MATERIALS PROVIDED =
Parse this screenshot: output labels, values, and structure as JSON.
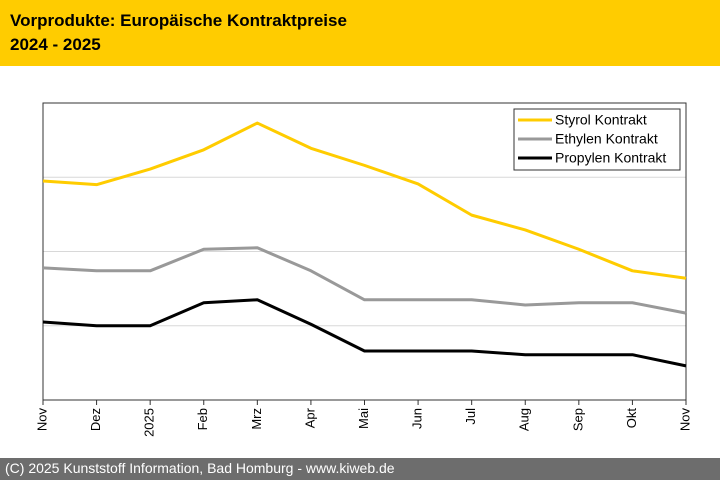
{
  "chart_data": {
    "type": "line",
    "title": "Vorprodukte: Europäische Kontraktpreise",
    "subtitle": "2024 - 2025",
    "footer": "(C) 2025 Kunststoff Information, Bad Homburg - www.kiweb.de",
    "categories": [
      "Nov",
      "Dez",
      "2025",
      "Feb",
      "Mrz",
      "Apr",
      "Mai",
      "Jun",
      "Jul",
      "Aug",
      "Sep",
      "Okt",
      "Nov"
    ],
    "series": [
      {
        "name": "Styrol Kontrakt",
        "color": "#ffcc00",
        "values": [
          2.95,
          2.9,
          3.11,
          3.37,
          3.73,
          3.39,
          3.16,
          2.91,
          2.49,
          2.29,
          2.03,
          1.74,
          1.64
        ]
      },
      {
        "name": "Ethylen Kontrakt",
        "color": "#999999",
        "values": [
          1.78,
          1.74,
          1.74,
          2.03,
          2.05,
          1.74,
          1.35,
          1.35,
          1.35,
          1.28,
          1.31,
          1.31,
          1.17
        ]
      },
      {
        "name": "Propylen Kontrakt",
        "color": "#000000",
        "values": [
          1.05,
          1.0,
          1.0,
          1.31,
          1.35,
          1.02,
          0.66,
          0.66,
          0.66,
          0.61,
          0.61,
          0.61,
          0.46
        ]
      }
    ],
    "ylim": [
      0,
      4
    ],
    "yticks": [
      1,
      2,
      3
    ],
    "grid": true,
    "legend": "top-right"
  }
}
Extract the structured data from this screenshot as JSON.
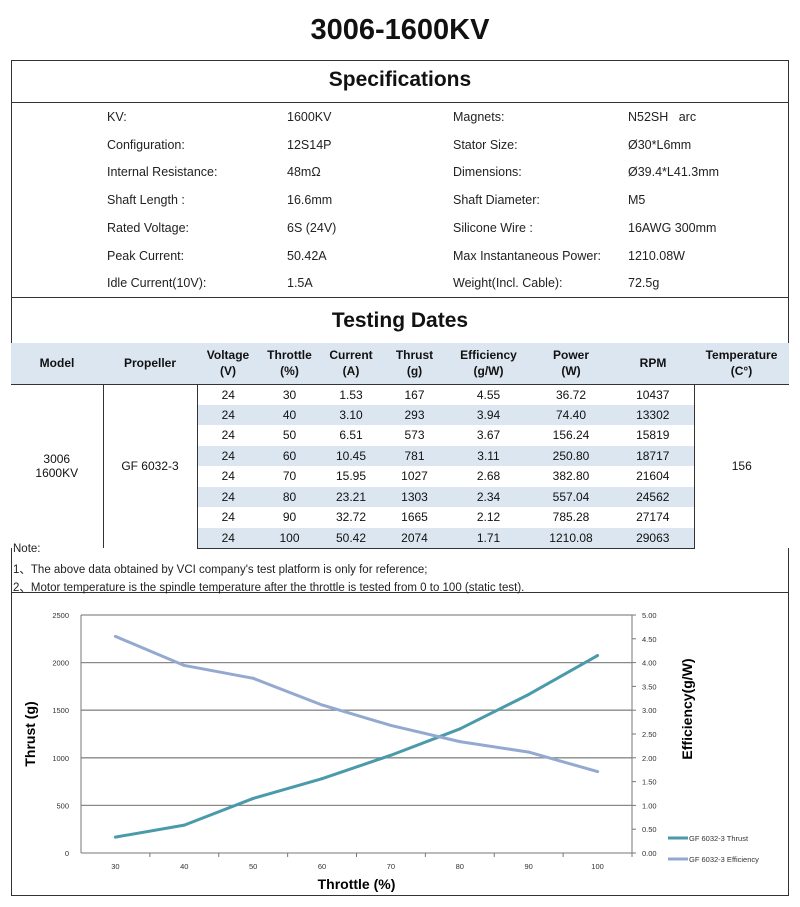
{
  "title": "3006-1600KV",
  "specifications": {
    "heading": "Specifications",
    "left": [
      {
        "label": "KV:",
        "value": "1600KV"
      },
      {
        "label": "Configuration:",
        "value": "12S14P"
      },
      {
        "label": "Internal Resistance:",
        "value": "48mΩ"
      },
      {
        "label": "Shaft Length :",
        "value": "16.6mm"
      },
      {
        "label": "Rated Voltage:",
        "value": "6S (24V)"
      },
      {
        "label": "Peak Current:",
        "value": "50.42A"
      },
      {
        "label": "Idle Current(10V):",
        "value": "1.5A"
      }
    ],
    "right": [
      {
        "label": "Magnets:",
        "value": "N52SH   arc"
      },
      {
        "label": "Stator Size:",
        "value": "Ø30*L6mm"
      },
      {
        "label": "Dimensions:",
        "value": "Ø39.4*L41.3mm"
      },
      {
        "label": "Shaft Diameter:",
        "value": "M5"
      },
      {
        "label": "Silicone Wire :",
        "value": "16AWG 300mm"
      },
      {
        "label": "Max Instantaneous Power:",
        "value": "1210.08W"
      },
      {
        "label": "Weight(Incl. Cable):",
        "value": "72.5g"
      }
    ]
  },
  "testing": {
    "heading": "Testing Dates",
    "columns": [
      [
        "Model",
        ""
      ],
      [
        "Propeller",
        ""
      ],
      [
        "Voltage",
        "(V)"
      ],
      [
        "Throttle",
        "(%)"
      ],
      [
        "Current",
        "(A)"
      ],
      [
        "Thrust",
        "(g)"
      ],
      [
        "Efficiency",
        "(g/W)"
      ],
      [
        "Power",
        "(W)"
      ],
      [
        "RPM",
        ""
      ],
      [
        "Temperature",
        "(C°)"
      ]
    ],
    "model": [
      "3006",
      "1600KV"
    ],
    "propeller": "GF 6032-3",
    "temperature": "156",
    "rows": [
      [
        "24",
        "30",
        "1.53",
        "167",
        "4.55",
        "36.72",
        "10437"
      ],
      [
        "24",
        "40",
        "3.10",
        "293",
        "3.94",
        "74.40",
        "13302"
      ],
      [
        "24",
        "50",
        "6.51",
        "573",
        "3.67",
        "156.24",
        "15819"
      ],
      [
        "24",
        "60",
        "10.45",
        "781",
        "3.11",
        "250.80",
        "18717"
      ],
      [
        "24",
        "70",
        "15.95",
        "1027",
        "2.68",
        "382.80",
        "21604"
      ],
      [
        "24",
        "80",
        "23.21",
        "1303",
        "2.34",
        "557.04",
        "24562"
      ],
      [
        "24",
        "90",
        "32.72",
        "1665",
        "2.12",
        "785.28",
        "27174"
      ],
      [
        "24",
        "100",
        "50.42",
        "2074",
        "1.71",
        "1210.08",
        "29063"
      ]
    ]
  },
  "notes": [
    "Note:",
    "1、The above data obtained by VCI company's test platform is only for reference;",
    "2、Motor temperature is the spindle temperature after the throttle is tested from 0 to 100  (static test)."
  ],
  "chart_data": {
    "type": "line",
    "xlabel": "Throttle (%)",
    "ylabel": "Thrust (g)",
    "y2label": "Efficiency(g/W)",
    "categories": [
      "30",
      "40",
      "50",
      "60",
      "70",
      "80",
      "90",
      "100"
    ],
    "ylim": [
      0,
      2500
    ],
    "yticks": [
      "0",
      "500",
      "1000",
      "1500",
      "2000",
      "2500"
    ],
    "y2lim": [
      0,
      5
    ],
    "y2ticks": [
      "0.00",
      "0.50",
      "1.00",
      "1.50",
      "2.00",
      "2.50",
      "3.00",
      "3.50",
      "4.00",
      "4.50",
      "5.00"
    ],
    "grid": true,
    "legend": "bottom-right",
    "series": [
      {
        "name": "GF 6032-3 Thrust",
        "axis": "left",
        "color": "#4a9aab",
        "values": [
          167,
          293,
          573,
          781,
          1027,
          1303,
          1665,
          2074
        ]
      },
      {
        "name": "GF 6032-3 Efficiency",
        "axis": "right",
        "color": "#94a9d0",
        "values": [
          4.55,
          3.94,
          3.67,
          3.11,
          2.68,
          2.34,
          2.12,
          1.71
        ]
      }
    ]
  }
}
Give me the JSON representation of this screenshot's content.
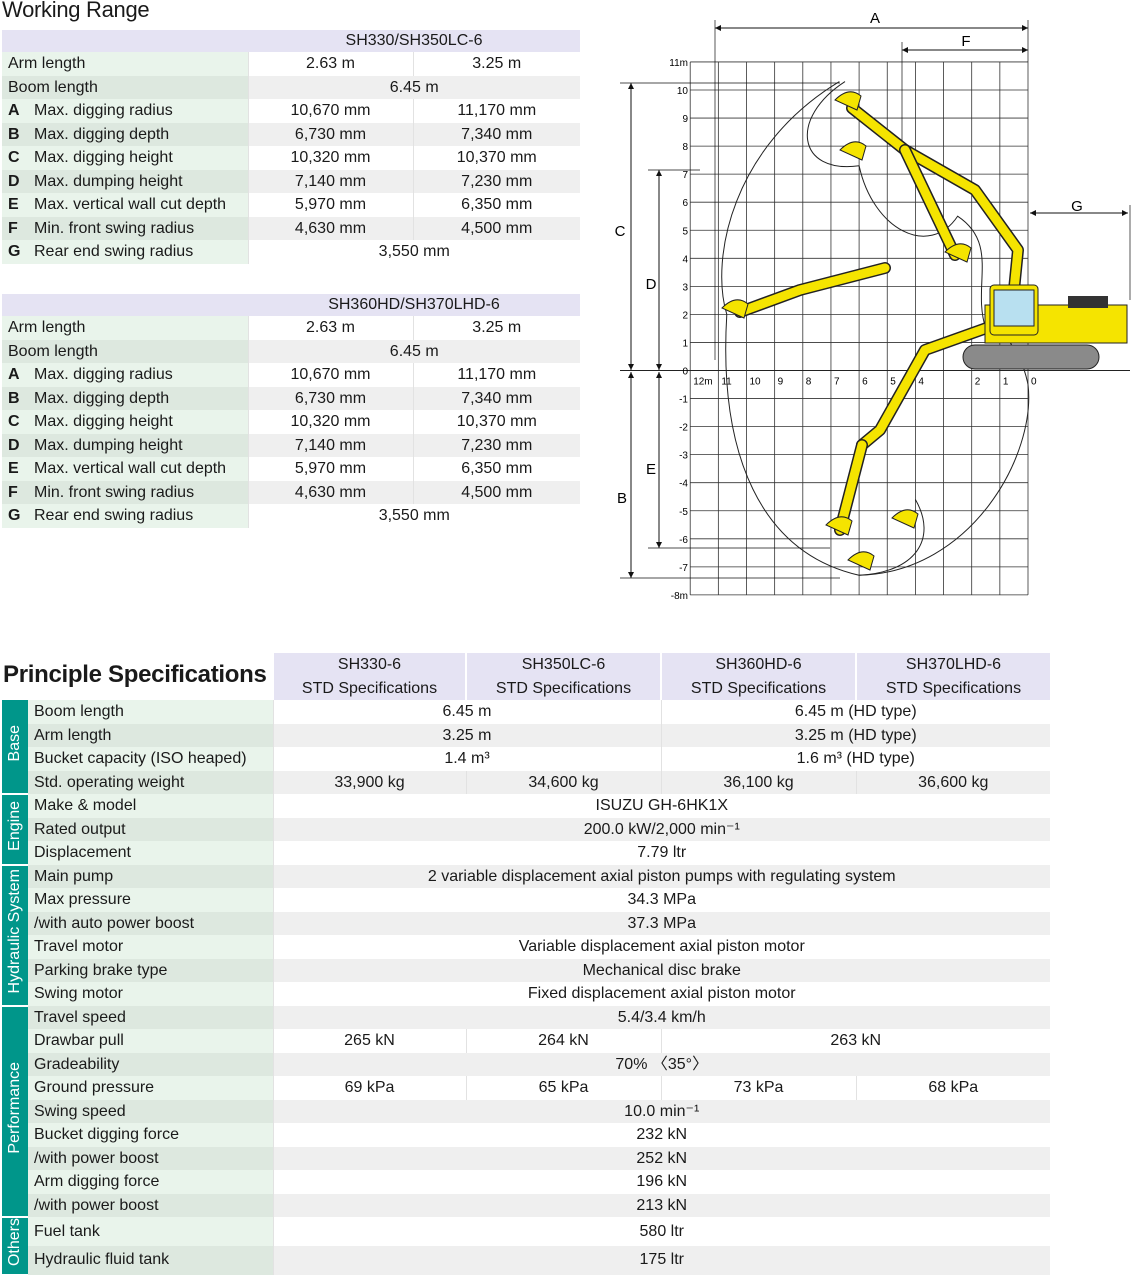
{
  "working_range": {
    "title": "Working Range",
    "tables": [
      {
        "model": "SH330/SH350LC-6",
        "rows": [
          {
            "letter": "",
            "label": "Arm length",
            "values": [
              "2.63 m",
              "3.25 m"
            ]
          },
          {
            "letter": "",
            "label": "Boom length",
            "values": [
              "6.45 m"
            ]
          },
          {
            "letter": "A",
            "label": "Max. digging radius",
            "values": [
              "10,670 mm",
              "11,170 mm"
            ]
          },
          {
            "letter": "B",
            "label": "Max. digging depth",
            "values": [
              "6,730 mm",
              "7,340 mm"
            ]
          },
          {
            "letter": "C",
            "label": "Max. digging height",
            "values": [
              "10,320 mm",
              "10,370 mm"
            ]
          },
          {
            "letter": "D",
            "label": "Max. dumping height",
            "values": [
              "7,140 mm",
              "7,230 mm"
            ]
          },
          {
            "letter": "E",
            "label": "Max. vertical wall cut depth",
            "values": [
              "5,970 mm",
              "6,350 mm"
            ]
          },
          {
            "letter": "F",
            "label": "Min. front swing radius",
            "values": [
              "4,630 mm",
              "4,500 mm"
            ]
          },
          {
            "letter": "G",
            "label": "Rear end swing radius",
            "values": [
              "3,550 mm"
            ]
          }
        ]
      },
      {
        "model": "SH360HD/SH370LHD-6",
        "rows": [
          {
            "letter": "",
            "label": "Arm length",
            "values": [
              "2.63 m",
              "3.25 m"
            ]
          },
          {
            "letter": "",
            "label": "Boom length",
            "values": [
              "6.45 m"
            ]
          },
          {
            "letter": "A",
            "label": "Max. digging radius",
            "values": [
              "10,670 mm",
              "11,170 mm"
            ]
          },
          {
            "letter": "B",
            "label": "Max. digging depth",
            "values": [
              "6,730 mm",
              "7,340 mm"
            ]
          },
          {
            "letter": "C",
            "label": "Max. digging height",
            "values": [
              "10,320 mm",
              "10,370 mm"
            ]
          },
          {
            "letter": "D",
            "label": "Max. dumping height",
            "values": [
              "7,140 mm",
              "7,230 mm"
            ]
          },
          {
            "letter": "E",
            "label": "Max. vertical wall cut depth",
            "values": [
              "5,970 mm",
              "6,350 mm"
            ]
          },
          {
            "letter": "F",
            "label": "Min. front swing radius",
            "values": [
              "4,630 mm",
              "4,500 mm"
            ]
          },
          {
            "letter": "G",
            "label": "Rear end swing radius",
            "values": [
              "3,550 mm"
            ]
          }
        ]
      }
    ]
  },
  "diagram": {
    "dimension_labels": {
      "A": "A",
      "B": "B",
      "C": "C",
      "D": "D",
      "E": "E",
      "F": "F",
      "G": "G"
    },
    "y_ticks": [
      "11m",
      "10",
      "9",
      "8",
      "7",
      "6",
      "5",
      "4",
      "3",
      "2",
      "1",
      "0",
      "-1",
      "-2",
      "-3",
      "-4",
      "-5",
      "-6",
      "-7",
      "-8m"
    ],
    "x_ticks": [
      "12m",
      "11",
      "10",
      "9",
      "8",
      "7",
      "6",
      "5",
      "4",
      "",
      "2",
      "1",
      "0"
    ],
    "colors": {
      "machine": "#f5e400",
      "cab_glass": "#b8e0f0",
      "track": "#8a8a8a",
      "grid": "#333333"
    }
  },
  "specs": {
    "title": "Principle Specifications",
    "columns": [
      {
        "model": "SH330-6",
        "sub": "STD Specifications"
      },
      {
        "model": "SH350LC-6",
        "sub": "STD Specifications"
      },
      {
        "model": "SH360HD-6",
        "sub": "STD Specifications"
      },
      {
        "model": "SH370LHD-6",
        "sub": "STD Specifications"
      }
    ],
    "groups": [
      {
        "name": "Base",
        "rows": [
          {
            "label": "Boom length",
            "cells": [
              {
                "text": "6.45 m",
                "span": 2
              },
              {
                "text": "6.45 m (HD type)",
                "span": 2
              }
            ]
          },
          {
            "label": "Arm length",
            "cells": [
              {
                "text": "3.25 m",
                "span": 2
              },
              {
                "text": "3.25 m (HD type)",
                "span": 2
              }
            ]
          },
          {
            "label": "Bucket capacity (ISO heaped)",
            "cells": [
              {
                "text": "1.4 m³",
                "span": 2
              },
              {
                "text": "1.6 m³ (HD type)",
                "span": 2
              }
            ]
          },
          {
            "label": "Std. operating weight",
            "cells": [
              {
                "text": "33,900 kg",
                "span": 1
              },
              {
                "text": "34,600 kg",
                "span": 1
              },
              {
                "text": "36,100 kg",
                "span": 1
              },
              {
                "text": "36,600 kg",
                "span": 1
              }
            ]
          }
        ]
      },
      {
        "name": "Engine",
        "rows": [
          {
            "label": "Make & model",
            "cells": [
              {
                "text": "ISUZU GH-6HK1X",
                "span": 4
              }
            ]
          },
          {
            "label": "Rated output",
            "cells": [
              {
                "text": "200.0 kW/2,000 min⁻¹",
                "span": 4
              }
            ]
          },
          {
            "label": "Displacement",
            "cells": [
              {
                "text": "7.79 ltr",
                "span": 4
              }
            ]
          }
        ]
      },
      {
        "name": "Hydraulic System",
        "rows": [
          {
            "label": "Main pump",
            "cells": [
              {
                "text": "2 variable displacement axial piston pumps with regulating system",
                "span": 4
              }
            ]
          },
          {
            "label": "Max pressure",
            "cells": [
              {
                "text": "34.3 MPa",
                "span": 4
              }
            ]
          },
          {
            "label": "/with auto power boost",
            "cells": [
              {
                "text": "37.3 MPa",
                "span": 4
              }
            ]
          },
          {
            "label": "Travel motor",
            "cells": [
              {
                "text": "Variable displacement axial piston motor",
                "span": 4
              }
            ]
          },
          {
            "label": "Parking brake type",
            "cells": [
              {
                "text": "Mechanical disc brake",
                "span": 4
              }
            ]
          },
          {
            "label": "Swing motor",
            "cells": [
              {
                "text": "Fixed displacement axial piston motor",
                "span": 4
              }
            ]
          }
        ]
      },
      {
        "name": "Performance",
        "rows": [
          {
            "label": "Travel speed",
            "cells": [
              {
                "text": "5.4/3.4 km/h",
                "span": 4
              }
            ]
          },
          {
            "label": "Drawbar pull",
            "cells": [
              {
                "text": "265 kN",
                "span": 1
              },
              {
                "text": "264 kN",
                "span": 1
              },
              {
                "text": "263 kN",
                "span": 2
              }
            ]
          },
          {
            "label": "Gradeability",
            "cells": [
              {
                "text": "70% 〈35°〉",
                "span": 4
              }
            ]
          },
          {
            "label": "Ground pressure",
            "cells": [
              {
                "text": "69 kPa",
                "span": 1
              },
              {
                "text": "65 kPa",
                "span": 1
              },
              {
                "text": "73 kPa",
                "span": 1
              },
              {
                "text": "68 kPa",
                "span": 1
              }
            ]
          },
          {
            "label": "Swing speed",
            "cells": [
              {
                "text": "10.0 min⁻¹",
                "span": 4
              }
            ]
          },
          {
            "label": "Bucket digging force",
            "cells": [
              {
                "text": "232 kN",
                "span": 4
              }
            ]
          },
          {
            "label": "/with power boost",
            "cells": [
              {
                "text": "252 kN",
                "span": 4
              }
            ]
          },
          {
            "label": "Arm digging force",
            "cells": [
              {
                "text": "196 kN",
                "span": 4
              }
            ]
          },
          {
            "label": "/with power boost",
            "cells": [
              {
                "text": "213 kN",
                "span": 4
              }
            ]
          }
        ]
      },
      {
        "name": "Others",
        "rows": [
          {
            "label": "Fuel tank",
            "cells": [
              {
                "text": "580 ltr",
                "span": 4
              }
            ]
          },
          {
            "label": "Hydraulic fluid tank",
            "cells": [
              {
                "text": "175 ltr",
                "span": 4
              }
            ]
          }
        ]
      }
    ]
  }
}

SET EXERCISE = Go through the entries and return each line where the word "output" appears.

CORRECT ANSWER =
Parse this screenshot: output labels, values, and structure as JSON.
            "label": "Rated output",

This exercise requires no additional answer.